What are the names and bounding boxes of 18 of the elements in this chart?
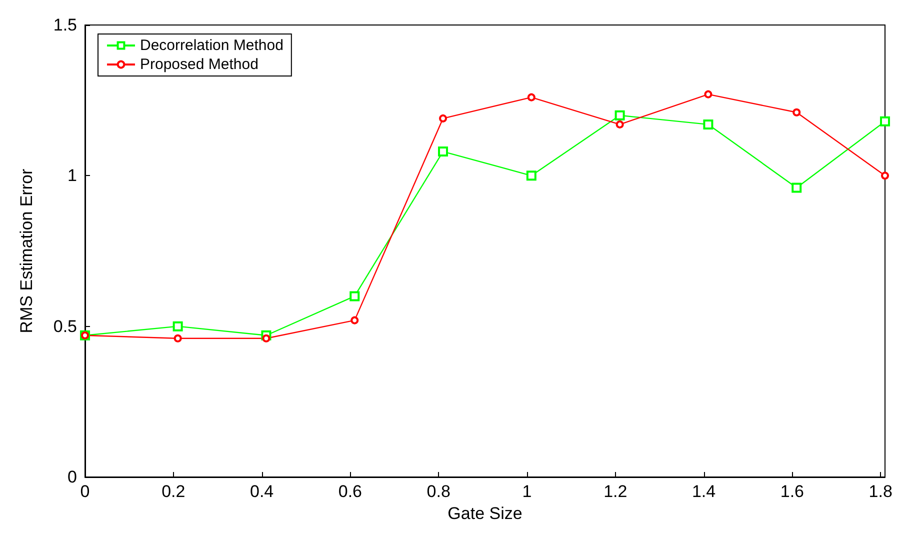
y-axis-title: RMS Estimation Error <box>17 168 36 334</box>
y-tick-label: 0.5 <box>53 316 77 336</box>
y-tick-label: 1.5 <box>53 16 77 34</box>
x-tick-label: 1.6 <box>780 482 804 501</box>
x-tick-label: 0.2 <box>162 482 186 501</box>
x-tick-label: 0.6 <box>338 482 362 501</box>
x-tick-label: 1.2 <box>604 482 628 501</box>
x-axis-title: Gate Size <box>448 504 522 523</box>
x-tick-label: 1.8 <box>868 482 892 501</box>
legend-label: Proposed Method <box>140 56 258 73</box>
x-tick-label: 0.4 <box>250 482 274 501</box>
y-tick-label: 0 <box>68 468 77 486</box>
x-tick-label: 1 <box>522 482 532 501</box>
y-tick-label: 1 <box>68 166 77 186</box>
x-tick-label: 0.8 <box>426 482 450 501</box>
x-tick-label: 1.4 <box>692 482 716 501</box>
legend-label: Decorrelation Method <box>140 37 284 54</box>
x-tick-label: 0 <box>80 482 90 501</box>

+---+

Exercise brief:
Please format the rows above as a JSON list of strings, one string for each line, with blank lines and the picture left out.

Result below:
[
  "What are the names and bounding boxes of 18 of the elements in this chart?",
  "y-axis-title: RMS Estimation Error <box>17 168 36 334</box>",
  "y-tick-label: 0.5 <box>53 316 77 336</box>",
  "y-tick-label: 1.5 <box>53 16 77 34</box>",
  "x-tick-label: 1.6 <box>780 482 804 501</box>",
  "x-tick-label: 0.2 <box>162 482 186 501</box>",
  "x-tick-label: 0.6 <box>338 482 362 501</box>",
  "x-tick-label: 1.2 <box>604 482 628 501</box>",
  "x-axis-title: Gate Size <box>448 504 522 523</box>",
  "x-tick-label: 1.8 <box>868 482 892 501</box>",
  "legend-label: Proposed Method <box>140 56 258 73</box>",
  "x-tick-label: 0.4 <box>250 482 274 501</box>",
  "y-tick-label: 0 <box>68 468 77 486</box>",
  "x-tick-label: 1 <box>522 482 532 501</box>",
  "y-tick-label: 1 <box>68 166 77 186</box>",
  "x-tick-label: 0.8 <box>426 482 450 501</box>",
  "x-tick-label: 1.4 <box>692 482 716 501</box>",
  "legend-label: Decorrelation Method <box>140 37 284 54</box>",
  "x-tick-label: 0 <box>80 482 90 501</box>"
]